+++ Given data +++

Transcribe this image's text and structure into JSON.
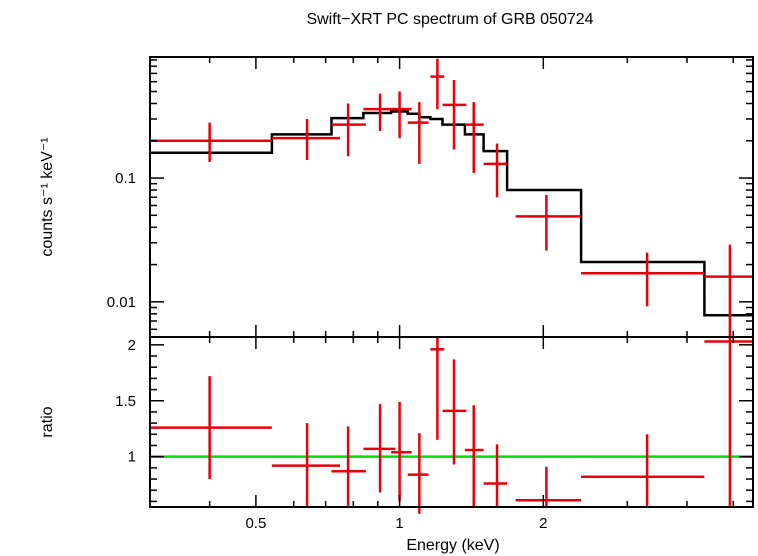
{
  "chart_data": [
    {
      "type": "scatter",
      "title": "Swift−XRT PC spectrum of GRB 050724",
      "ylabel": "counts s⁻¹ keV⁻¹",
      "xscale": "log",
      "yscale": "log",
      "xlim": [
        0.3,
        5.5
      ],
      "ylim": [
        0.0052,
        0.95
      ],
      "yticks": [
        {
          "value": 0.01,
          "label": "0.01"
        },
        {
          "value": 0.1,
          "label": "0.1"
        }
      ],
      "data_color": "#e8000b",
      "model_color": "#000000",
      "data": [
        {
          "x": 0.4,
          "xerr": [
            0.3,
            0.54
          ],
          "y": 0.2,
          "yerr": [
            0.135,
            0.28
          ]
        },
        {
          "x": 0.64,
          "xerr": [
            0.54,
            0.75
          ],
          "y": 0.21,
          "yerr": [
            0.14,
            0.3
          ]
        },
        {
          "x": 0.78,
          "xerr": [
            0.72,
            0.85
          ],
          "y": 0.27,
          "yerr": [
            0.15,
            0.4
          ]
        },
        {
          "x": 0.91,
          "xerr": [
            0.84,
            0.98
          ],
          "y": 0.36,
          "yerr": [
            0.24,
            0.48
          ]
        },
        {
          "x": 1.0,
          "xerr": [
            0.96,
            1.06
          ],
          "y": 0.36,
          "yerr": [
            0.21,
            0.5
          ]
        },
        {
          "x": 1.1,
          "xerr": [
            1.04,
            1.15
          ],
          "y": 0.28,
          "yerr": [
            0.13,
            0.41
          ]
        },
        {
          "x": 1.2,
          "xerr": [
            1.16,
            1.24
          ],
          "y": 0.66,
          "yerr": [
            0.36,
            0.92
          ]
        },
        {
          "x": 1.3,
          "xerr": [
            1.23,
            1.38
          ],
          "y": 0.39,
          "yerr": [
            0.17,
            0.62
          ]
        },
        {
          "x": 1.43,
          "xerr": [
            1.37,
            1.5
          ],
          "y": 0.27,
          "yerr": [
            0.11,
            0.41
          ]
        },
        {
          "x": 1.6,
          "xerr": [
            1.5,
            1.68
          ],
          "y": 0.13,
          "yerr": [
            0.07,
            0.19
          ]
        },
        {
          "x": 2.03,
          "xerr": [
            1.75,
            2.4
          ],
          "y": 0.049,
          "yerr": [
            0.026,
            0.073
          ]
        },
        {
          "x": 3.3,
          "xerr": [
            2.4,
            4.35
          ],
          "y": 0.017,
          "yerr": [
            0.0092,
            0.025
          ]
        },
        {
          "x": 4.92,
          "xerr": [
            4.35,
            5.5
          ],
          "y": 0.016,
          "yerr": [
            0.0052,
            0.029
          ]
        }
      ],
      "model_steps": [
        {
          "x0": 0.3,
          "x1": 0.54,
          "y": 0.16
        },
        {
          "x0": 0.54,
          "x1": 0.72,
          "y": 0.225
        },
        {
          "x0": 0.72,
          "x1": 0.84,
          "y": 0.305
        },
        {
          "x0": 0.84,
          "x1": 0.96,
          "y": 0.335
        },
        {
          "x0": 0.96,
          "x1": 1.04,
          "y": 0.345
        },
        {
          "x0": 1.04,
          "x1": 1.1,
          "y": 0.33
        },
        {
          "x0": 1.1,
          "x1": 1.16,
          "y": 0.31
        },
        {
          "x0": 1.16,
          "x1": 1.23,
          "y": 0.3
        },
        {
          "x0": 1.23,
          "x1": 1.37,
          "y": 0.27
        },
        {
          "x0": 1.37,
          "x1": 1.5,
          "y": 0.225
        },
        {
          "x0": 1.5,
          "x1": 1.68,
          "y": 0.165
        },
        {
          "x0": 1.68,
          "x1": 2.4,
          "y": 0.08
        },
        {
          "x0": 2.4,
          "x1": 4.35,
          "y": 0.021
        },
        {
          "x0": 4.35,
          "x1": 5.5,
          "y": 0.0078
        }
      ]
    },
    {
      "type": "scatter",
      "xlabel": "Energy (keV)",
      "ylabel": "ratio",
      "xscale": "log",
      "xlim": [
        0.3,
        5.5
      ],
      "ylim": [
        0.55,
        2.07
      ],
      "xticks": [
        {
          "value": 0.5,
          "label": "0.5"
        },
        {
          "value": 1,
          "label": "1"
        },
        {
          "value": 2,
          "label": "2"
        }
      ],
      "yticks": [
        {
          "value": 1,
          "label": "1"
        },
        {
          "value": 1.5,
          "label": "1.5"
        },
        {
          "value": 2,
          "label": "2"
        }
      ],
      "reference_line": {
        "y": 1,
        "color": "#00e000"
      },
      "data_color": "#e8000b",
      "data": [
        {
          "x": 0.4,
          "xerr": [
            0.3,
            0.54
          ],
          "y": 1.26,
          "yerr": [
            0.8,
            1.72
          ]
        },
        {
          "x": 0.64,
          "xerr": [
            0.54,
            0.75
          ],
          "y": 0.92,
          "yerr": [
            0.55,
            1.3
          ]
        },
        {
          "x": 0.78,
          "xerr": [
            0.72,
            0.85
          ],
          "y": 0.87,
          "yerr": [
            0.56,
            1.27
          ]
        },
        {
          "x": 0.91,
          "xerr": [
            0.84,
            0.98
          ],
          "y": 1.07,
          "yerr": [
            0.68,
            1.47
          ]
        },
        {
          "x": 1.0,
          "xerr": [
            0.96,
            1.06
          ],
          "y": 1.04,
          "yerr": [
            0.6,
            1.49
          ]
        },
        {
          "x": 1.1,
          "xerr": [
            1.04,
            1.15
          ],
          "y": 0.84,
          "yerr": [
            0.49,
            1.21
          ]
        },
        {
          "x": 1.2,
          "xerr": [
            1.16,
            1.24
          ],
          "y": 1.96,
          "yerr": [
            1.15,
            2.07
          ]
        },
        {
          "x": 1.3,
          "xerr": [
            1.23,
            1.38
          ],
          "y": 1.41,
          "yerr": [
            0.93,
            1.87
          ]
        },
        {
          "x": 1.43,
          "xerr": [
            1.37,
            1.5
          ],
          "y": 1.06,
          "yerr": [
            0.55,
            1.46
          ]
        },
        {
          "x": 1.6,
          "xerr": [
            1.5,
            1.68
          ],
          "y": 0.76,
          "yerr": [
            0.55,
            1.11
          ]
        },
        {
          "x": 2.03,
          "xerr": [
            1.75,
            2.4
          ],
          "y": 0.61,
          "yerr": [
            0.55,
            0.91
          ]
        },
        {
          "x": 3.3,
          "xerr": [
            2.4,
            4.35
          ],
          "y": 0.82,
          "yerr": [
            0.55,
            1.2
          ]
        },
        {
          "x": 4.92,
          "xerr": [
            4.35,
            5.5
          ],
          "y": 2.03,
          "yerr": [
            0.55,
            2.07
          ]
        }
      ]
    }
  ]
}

+++
+++ Given data +++

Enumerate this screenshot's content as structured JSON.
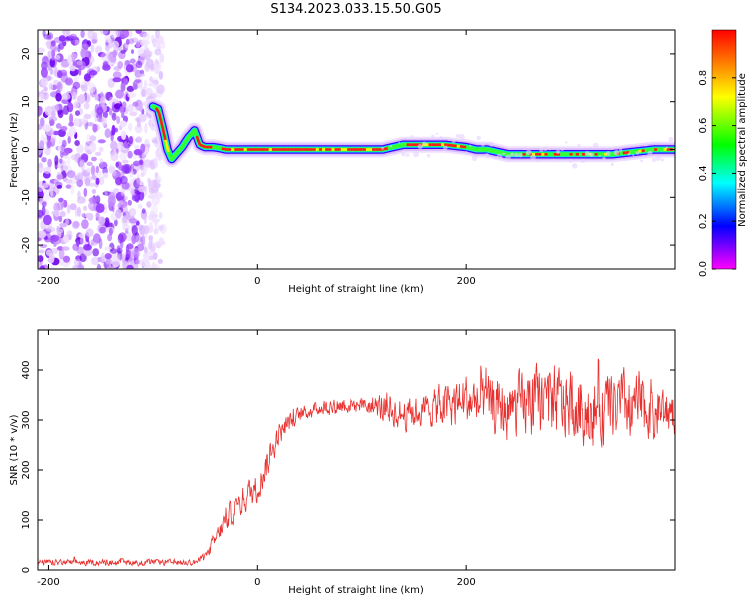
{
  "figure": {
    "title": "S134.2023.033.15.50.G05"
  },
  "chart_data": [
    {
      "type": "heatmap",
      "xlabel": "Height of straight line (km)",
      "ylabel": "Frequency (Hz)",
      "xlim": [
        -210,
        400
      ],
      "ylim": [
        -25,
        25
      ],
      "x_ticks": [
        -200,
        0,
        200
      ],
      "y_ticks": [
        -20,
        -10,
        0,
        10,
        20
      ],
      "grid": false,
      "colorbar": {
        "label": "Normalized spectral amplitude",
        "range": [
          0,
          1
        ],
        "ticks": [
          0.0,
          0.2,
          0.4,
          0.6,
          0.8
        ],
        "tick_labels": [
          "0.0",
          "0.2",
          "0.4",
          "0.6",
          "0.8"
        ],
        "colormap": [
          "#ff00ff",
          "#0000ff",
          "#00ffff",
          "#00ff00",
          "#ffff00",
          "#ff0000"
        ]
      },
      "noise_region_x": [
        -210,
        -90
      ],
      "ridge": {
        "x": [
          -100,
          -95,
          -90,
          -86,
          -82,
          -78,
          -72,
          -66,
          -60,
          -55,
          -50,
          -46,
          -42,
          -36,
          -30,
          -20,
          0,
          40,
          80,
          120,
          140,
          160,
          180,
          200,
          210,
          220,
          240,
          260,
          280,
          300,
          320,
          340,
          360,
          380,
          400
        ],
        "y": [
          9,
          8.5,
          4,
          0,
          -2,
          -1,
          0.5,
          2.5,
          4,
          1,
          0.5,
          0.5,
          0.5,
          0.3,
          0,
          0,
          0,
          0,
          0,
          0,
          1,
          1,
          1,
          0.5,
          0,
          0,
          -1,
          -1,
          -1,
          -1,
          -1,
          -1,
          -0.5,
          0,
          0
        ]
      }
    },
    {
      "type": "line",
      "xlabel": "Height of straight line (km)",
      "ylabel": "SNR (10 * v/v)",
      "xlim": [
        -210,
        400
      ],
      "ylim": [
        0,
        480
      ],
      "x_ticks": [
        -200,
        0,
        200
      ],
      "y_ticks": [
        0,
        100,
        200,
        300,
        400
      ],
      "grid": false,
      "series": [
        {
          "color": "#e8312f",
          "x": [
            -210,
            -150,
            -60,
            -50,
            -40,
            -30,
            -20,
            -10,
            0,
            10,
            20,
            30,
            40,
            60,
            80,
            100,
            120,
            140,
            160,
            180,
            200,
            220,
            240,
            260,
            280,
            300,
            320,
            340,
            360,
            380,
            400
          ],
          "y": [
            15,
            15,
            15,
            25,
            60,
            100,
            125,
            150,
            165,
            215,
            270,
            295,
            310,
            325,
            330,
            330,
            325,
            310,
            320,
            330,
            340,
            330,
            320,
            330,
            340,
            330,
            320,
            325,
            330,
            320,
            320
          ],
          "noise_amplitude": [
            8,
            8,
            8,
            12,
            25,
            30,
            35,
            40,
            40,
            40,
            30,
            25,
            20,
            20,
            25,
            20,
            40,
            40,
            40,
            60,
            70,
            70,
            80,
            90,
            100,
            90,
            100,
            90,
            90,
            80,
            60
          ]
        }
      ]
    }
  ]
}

+++

◆ **Stated problem**: Identify each line in the entries with the word "JSON" and copy it.

◆ **Solution to the problem**:
Transcribe this image's text and structure into JSON.
Enumerate this screenshot's content as structured JSON.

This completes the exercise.